**Written problem:** Take every line from the listing below that contains "shortcut".
====== Records for the exercise
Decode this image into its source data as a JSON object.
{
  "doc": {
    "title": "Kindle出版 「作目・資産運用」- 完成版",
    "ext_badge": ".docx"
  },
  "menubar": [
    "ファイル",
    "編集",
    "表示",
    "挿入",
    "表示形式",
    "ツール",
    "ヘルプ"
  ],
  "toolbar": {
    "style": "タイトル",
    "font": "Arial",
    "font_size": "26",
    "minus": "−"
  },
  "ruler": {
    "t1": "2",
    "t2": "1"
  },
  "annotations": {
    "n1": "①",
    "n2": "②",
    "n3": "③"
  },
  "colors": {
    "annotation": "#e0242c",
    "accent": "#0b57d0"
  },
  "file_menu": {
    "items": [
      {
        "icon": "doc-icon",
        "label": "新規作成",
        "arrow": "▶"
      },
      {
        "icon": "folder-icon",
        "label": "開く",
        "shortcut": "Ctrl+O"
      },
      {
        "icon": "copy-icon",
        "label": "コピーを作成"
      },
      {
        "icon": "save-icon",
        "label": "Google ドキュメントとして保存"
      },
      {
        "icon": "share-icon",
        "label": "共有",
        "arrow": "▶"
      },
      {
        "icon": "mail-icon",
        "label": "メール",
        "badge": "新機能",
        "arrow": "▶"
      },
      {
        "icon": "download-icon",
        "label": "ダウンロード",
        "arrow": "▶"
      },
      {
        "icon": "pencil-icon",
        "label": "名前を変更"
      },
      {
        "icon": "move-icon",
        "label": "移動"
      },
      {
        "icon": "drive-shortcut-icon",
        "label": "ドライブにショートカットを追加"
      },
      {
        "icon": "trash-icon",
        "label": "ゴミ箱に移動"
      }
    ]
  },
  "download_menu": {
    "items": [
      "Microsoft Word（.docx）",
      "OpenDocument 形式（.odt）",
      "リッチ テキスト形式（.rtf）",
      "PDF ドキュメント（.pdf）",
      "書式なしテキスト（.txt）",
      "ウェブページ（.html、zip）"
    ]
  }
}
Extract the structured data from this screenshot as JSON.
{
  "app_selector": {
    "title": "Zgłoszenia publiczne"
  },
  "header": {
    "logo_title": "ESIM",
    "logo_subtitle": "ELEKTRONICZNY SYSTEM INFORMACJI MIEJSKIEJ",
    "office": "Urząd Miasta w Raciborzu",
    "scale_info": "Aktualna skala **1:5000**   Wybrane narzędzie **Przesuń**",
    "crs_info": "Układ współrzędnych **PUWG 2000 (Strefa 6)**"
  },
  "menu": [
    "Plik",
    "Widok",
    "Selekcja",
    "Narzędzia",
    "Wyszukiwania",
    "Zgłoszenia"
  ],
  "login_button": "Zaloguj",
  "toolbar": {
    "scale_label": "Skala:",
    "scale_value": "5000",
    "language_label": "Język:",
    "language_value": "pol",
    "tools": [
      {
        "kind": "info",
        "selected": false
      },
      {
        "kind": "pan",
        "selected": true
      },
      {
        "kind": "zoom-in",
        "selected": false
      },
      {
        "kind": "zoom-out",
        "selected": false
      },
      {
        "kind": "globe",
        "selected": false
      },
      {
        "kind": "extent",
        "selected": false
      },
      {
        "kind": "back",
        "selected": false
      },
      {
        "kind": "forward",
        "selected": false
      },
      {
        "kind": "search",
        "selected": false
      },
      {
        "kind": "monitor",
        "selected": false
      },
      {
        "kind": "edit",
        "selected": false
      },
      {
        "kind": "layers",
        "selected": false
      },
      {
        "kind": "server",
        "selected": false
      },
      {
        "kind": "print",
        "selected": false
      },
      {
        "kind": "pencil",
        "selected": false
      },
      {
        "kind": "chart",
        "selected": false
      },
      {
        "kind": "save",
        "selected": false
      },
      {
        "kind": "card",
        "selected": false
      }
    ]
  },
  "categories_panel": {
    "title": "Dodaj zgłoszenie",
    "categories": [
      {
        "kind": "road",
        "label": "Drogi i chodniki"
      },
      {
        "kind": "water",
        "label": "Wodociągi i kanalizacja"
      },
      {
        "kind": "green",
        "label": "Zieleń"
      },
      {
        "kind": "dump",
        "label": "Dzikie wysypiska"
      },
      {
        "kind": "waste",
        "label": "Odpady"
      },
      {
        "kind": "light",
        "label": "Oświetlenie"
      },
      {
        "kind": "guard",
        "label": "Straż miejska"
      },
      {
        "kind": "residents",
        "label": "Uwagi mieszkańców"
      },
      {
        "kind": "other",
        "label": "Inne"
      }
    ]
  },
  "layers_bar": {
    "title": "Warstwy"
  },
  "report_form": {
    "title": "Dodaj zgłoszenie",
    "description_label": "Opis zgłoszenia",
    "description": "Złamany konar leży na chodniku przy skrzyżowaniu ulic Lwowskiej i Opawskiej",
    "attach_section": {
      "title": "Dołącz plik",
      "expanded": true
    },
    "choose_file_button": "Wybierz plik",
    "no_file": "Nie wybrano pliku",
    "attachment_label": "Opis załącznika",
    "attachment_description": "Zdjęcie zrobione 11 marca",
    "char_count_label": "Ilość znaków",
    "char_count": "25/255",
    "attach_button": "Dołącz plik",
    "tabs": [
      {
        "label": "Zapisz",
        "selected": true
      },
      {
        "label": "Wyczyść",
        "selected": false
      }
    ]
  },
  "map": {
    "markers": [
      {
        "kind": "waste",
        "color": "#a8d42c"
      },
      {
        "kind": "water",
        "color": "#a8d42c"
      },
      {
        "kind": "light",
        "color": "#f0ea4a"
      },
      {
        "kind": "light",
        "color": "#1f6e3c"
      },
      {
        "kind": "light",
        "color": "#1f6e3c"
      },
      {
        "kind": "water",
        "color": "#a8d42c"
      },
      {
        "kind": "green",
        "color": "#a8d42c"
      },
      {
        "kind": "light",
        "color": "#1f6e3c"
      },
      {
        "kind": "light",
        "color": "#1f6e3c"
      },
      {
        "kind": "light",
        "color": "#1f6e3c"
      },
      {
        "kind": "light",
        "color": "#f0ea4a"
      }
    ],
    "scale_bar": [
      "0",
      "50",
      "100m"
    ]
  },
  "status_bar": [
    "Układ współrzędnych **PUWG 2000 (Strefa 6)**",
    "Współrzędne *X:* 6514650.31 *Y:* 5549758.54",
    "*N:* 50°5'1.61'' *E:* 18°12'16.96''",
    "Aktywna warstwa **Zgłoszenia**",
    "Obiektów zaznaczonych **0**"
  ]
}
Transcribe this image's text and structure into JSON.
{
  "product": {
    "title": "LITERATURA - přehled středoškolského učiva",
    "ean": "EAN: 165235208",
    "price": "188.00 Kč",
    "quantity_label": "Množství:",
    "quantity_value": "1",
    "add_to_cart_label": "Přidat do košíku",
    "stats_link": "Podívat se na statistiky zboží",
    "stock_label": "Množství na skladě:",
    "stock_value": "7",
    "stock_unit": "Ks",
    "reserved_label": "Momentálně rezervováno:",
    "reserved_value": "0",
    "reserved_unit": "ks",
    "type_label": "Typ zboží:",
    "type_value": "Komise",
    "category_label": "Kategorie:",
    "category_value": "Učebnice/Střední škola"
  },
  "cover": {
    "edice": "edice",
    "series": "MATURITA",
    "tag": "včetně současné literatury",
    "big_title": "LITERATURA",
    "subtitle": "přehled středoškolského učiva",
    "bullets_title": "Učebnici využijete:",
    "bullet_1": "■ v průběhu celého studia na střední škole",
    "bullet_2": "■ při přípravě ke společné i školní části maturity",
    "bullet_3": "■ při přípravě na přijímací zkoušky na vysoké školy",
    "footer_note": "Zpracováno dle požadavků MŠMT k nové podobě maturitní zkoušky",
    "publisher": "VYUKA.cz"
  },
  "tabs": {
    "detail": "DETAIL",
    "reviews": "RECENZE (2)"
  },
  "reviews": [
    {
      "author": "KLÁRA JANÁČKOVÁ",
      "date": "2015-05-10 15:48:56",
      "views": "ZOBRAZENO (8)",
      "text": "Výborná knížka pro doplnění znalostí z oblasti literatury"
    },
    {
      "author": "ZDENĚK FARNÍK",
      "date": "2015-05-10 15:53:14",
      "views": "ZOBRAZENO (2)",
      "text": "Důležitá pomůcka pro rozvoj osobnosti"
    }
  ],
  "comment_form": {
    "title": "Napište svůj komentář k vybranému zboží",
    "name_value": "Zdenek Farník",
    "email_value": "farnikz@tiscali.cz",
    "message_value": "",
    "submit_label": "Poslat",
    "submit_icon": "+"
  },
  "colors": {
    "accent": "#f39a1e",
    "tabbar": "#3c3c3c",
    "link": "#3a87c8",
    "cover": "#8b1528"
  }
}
============
**Expected answer:**
        "shortcut": "Ctrl+O"
        "icon": "drive-shortcut-icon",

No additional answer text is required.